• _Stated goal_: Write out every record in full, exactly as written, please.

• _Material to process_:
━━━
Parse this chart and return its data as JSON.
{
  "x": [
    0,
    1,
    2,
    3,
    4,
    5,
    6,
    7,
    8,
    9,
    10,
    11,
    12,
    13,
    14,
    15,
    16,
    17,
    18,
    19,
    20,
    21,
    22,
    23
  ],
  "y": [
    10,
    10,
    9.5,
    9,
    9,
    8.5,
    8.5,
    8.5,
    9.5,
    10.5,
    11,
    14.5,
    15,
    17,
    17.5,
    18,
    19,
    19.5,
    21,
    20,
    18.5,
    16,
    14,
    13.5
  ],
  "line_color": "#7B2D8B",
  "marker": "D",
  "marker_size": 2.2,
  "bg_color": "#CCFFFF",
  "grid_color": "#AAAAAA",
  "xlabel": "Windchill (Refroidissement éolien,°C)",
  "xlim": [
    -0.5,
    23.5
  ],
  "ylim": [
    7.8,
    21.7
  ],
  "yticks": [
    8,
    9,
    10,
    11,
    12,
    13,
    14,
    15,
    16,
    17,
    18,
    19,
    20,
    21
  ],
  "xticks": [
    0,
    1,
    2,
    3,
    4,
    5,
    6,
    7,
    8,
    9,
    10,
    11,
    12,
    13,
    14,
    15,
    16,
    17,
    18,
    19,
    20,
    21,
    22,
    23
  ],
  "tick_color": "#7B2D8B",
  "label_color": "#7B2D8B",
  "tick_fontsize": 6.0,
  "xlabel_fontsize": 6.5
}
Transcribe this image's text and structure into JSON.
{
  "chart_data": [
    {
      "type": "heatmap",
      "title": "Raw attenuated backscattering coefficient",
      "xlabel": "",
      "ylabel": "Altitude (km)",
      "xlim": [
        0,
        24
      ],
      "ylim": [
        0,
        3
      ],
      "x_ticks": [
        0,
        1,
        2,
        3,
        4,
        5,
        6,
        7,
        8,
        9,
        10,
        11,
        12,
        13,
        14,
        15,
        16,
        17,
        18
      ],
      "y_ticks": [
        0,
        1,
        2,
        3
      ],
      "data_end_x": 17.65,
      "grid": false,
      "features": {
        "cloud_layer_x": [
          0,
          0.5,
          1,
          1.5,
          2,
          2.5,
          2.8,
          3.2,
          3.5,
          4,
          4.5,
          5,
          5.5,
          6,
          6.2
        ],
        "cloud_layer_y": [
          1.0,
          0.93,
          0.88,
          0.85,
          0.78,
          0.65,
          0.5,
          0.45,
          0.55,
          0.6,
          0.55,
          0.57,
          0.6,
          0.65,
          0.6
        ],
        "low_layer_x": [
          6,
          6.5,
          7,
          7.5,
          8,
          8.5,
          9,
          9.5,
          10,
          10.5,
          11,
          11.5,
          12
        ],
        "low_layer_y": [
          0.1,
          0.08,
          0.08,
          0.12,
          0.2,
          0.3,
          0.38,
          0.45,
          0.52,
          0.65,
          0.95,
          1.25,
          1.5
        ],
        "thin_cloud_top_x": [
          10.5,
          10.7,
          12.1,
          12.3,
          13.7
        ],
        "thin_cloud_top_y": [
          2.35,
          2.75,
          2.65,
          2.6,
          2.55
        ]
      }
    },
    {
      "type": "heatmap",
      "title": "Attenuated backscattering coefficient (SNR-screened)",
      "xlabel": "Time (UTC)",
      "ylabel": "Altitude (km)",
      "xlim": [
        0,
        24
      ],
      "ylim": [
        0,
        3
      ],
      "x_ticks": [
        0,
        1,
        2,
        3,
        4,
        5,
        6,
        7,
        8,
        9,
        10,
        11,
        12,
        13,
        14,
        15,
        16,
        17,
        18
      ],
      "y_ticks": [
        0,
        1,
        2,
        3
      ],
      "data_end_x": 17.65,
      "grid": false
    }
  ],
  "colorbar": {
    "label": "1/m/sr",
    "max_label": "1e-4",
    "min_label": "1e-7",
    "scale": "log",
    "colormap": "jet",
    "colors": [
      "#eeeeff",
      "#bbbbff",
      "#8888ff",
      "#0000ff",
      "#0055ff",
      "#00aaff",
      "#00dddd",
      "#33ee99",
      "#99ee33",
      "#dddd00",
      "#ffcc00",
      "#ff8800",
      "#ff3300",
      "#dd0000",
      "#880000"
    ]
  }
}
━━━
• _Correct response_:
Parse this chart and return its data as JSON.
{
  "x": [
    0,
    1,
    2,
    3,
    4,
    5,
    6,
    7,
    8,
    9,
    10,
    11,
    12,
    13,
    14,
    15,
    16,
    17,
    18,
    19,
    20,
    21,
    22,
    23
  ],
  "y": [
    10,
    10,
    9.5,
    9,
    9,
    8.5,
    8.5,
    8.5,
    9.5,
    10.5,
    11,
    14.5,
    15,
    17,
    17.5,
    18,
    19,
    19.5,
    21,
    20,
    18.5,
    16,
    14,
    13.5
  ],
  "line_color": "#7B2D8B",
  "marker": "D",
  "marker_size": 2.2,
  "bg_color": "#CCFFFF",
  "grid_color": "#AAAAAA",
  "xlabel": "Windchill (Refroidissement éolien,°C)",
  "xlim": [
    -0.5,
    23.5
  ],
  "ylim": [
    7.8,
    21.7
  ],
  "yticks": [
    8,
    9,
    10,
    11,
    12,
    13,
    14,
    15,
    16,
    17,
    18,
    19,
    20,
    21
  ],
  "xticks": [
    0,
    1,
    2,
    3,
    4,
    5,
    6,
    7,
    8,
    9,
    10,
    11,
    12,
    13,
    14,
    15,
    16,
    17,
    18,
    19,
    20,
    21,
    22,
    23
  ],
  "tick_color": "#7B2D8B",
  "label_color": "#7B2D8B",
  "tick_fontsize": 6.0,
  "xlabel_fontsize": 6.5
}
Transcribe this image's text and structure into JSON.
{
  "chart_data": [
    {
      "type": "heatmap",
      "title": "Raw attenuated backscattering coefficient",
      "xlabel": "",
      "ylabel": "Altitude (km)",
      "xlim": [
        0,
        24
      ],
      "ylim": [
        0,
        3
      ],
      "x_ticks": [
        0,
        1,
        2,
        3,
        4,
        5,
        6,
        7,
        8,
        9,
        10,
        11,
        12,
        13,
        14,
        15,
        16,
        17,
        18
      ],
      "y_ticks": [
        0,
        1,
        2,
        3
      ],
      "data_end_x": 17.65,
      "grid": false,
      "features": {
        "cloud_layer_x": [
          0,
          0.5,
          1,
          1.5,
          2,
          2.5,
          2.8,
          3.2,
          3.5,
          4,
          4.5,
          5,
          5.5,
          6,
          6.2
        ],
        "cloud_layer_y": [
          1.0,
          0.93,
          0.88,
          0.85,
          0.78,
          0.65,
          0.5,
          0.45,
          0.55,
          0.6,
          0.55,
          0.57,
          0.6,
          0.65,
          0.6
        ],
        "low_layer_x": [
          6,
          6.5,
          7,
          7.5,
          8,
          8.5,
          9,
          9.5,
          10,
          10.5,
          11,
          11.5,
          12
        ],
        "low_layer_y": [
          0.1,
          0.08,
          0.08,
          0.12,
          0.2,
          0.3,
          0.38,
          0.45,
          0.52,
          0.65,
          0.95,
          1.25,
          1.5
        ],
        "thin_cloud_top_x": [
          10.5,
          10.7,
          12.1,
          12.3,
          13.7
        ],
        "thin_cloud_top_y": [
          2.35,
          2.75,
          2.65,
          2.6,
          2.55
        ]
      }
    },
    {
      "type": "heatmap",
      "title": "Attenuated backscattering coefficient (SNR-screened)",
      "xlabel": "Time (UTC)",
      "ylabel": "Altitude (km)",
      "xlim": [
        0,
        24
      ],
      "ylim": [
        0,
        3
      ],
      "x_ticks": [
        0,
        1,
        2,
        3,
        4,
        5,
        6,
        7,
        8,
        9,
        10,
        11,
        12,
        13,
        14,
        15,
        16,
        17,
        18
      ],
      "y_ticks": [
        0,
        1,
        2,
        3
      ],
      "data_end_x": 17.65,
      "grid": false
    }
  ],
  "colorbar": {
    "label": "1/m/sr",
    "max_label": "1e-4",
    "min_label": "1e-7",
    "scale": "log",
    "colormap": "jet",
    "colors": [
      "#eeeeff",
      "#bbbbff",
      "#8888ff",
      "#0000ff",
      "#0055ff",
      "#00aaff",
      "#00dddd",
      "#33ee99",
      "#99ee33",
      "#dddd00",
      "#ffcc00",
      "#ff8800",
      "#ff3300",
      "#dd0000",
      "#880000"
    ]
  }
}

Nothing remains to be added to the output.